— Begin Data section —

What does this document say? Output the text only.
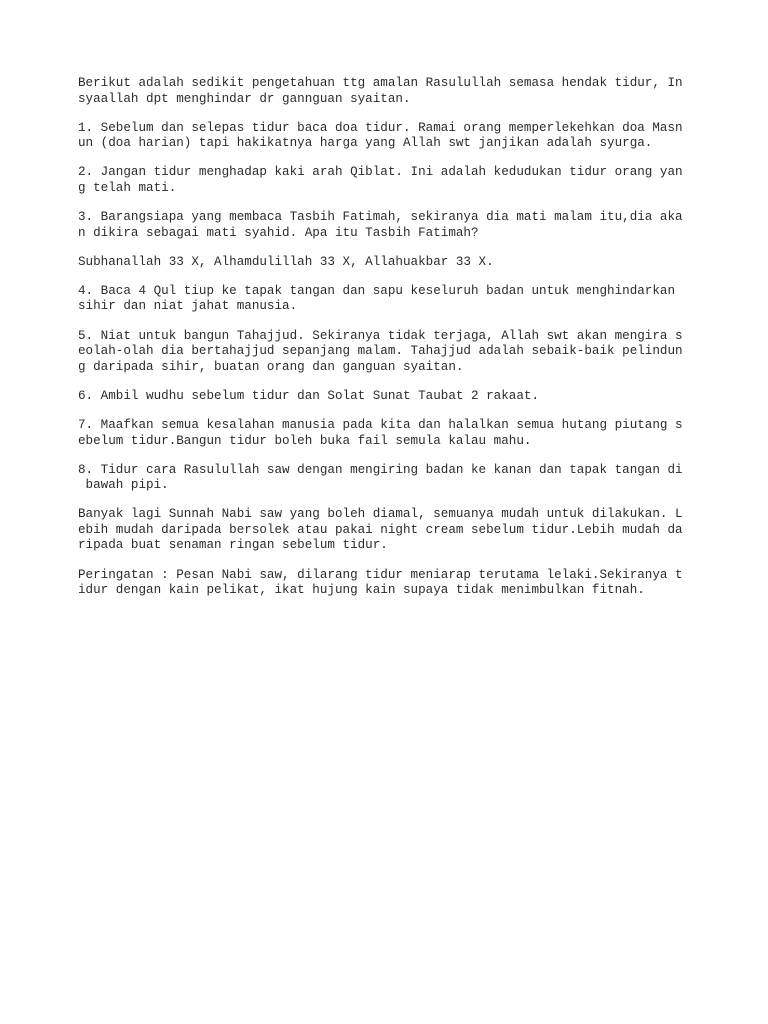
Berikut adalah sedikit pengetahuan ttg amalan Rasulullah semasa hendak tidur, In
syaallah dpt menghindar dr gannguan syaitan.
1. Sebelum dan selepas tidur baca doa tidur. Ramai orang memperlekehkan doa Masn
un (doa harian) tapi hakikatnya harga yang Allah swt janjikan adalah syurga.
2. Jangan tidur menghadap kaki arah Qiblat. Ini adalah kedudukan tidur orang yan
g telah mati.
3. Barangsiapa yang membaca Tasbih Fatimah, sekiranya dia mati malam itu,dia aka
n dikira sebagai mati syahid. Apa itu Tasbih Fatimah?
Subhanallah 33 X, Alhamdulillah 33 X, Allahuakbar 33 X.
4. Baca 4 Qul tiup ke tapak tangan dan sapu keseluruh badan untuk menghindarkan
sihir dan niat jahat manusia.
5. Niat untuk bangun Tahajjud. Sekiranya tidak terjaga, Allah swt akan mengira s
eolah-olah dia bertahajjud sepanjang malam. Tahajjud adalah sebaik-baik pelindun
g daripada sihir, buatan orang dan ganguan syaitan.
6. Ambil wudhu sebelum tidur dan Solat Sunat Taubat 2 rakaat.
7. Maafkan semua kesalahan manusia pada kita dan halalkan semua hutang piutang s
ebelum tidur.Bangun tidur boleh buka fail semula kalau mahu.
8. Tidur cara Rasulullah saw dengan mengiring badan ke kanan dan tapak tangan di
bawah pipi.
Banyak lagi Sunnah Nabi saw yang boleh diamal, semuanya mudah untuk dilakukan. L
ebih mudah daripada bersolek atau pakai night cream sebelum tidur.Lebih mudah da
ripada buat senaman ringan sebelum tidur.
Peringatan : Pesan Nabi saw, dilarang tidur meniarap terutama lelaki.Sekiranya t
idur dengan kain pelikat, ikat hujung kain supaya tidak menimbulkan fitnah.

— End Data section —

**Problem details:** Write out every line of the listing that holds the word "tapak".

**Expected answer:**
4. Baca 4 Qul tiup ke tapak tangan dan sapu keseluruh badan untuk menghindarkan
8. Tidur cara Rasulullah saw dengan mengiring badan ke kanan dan tapak tangan di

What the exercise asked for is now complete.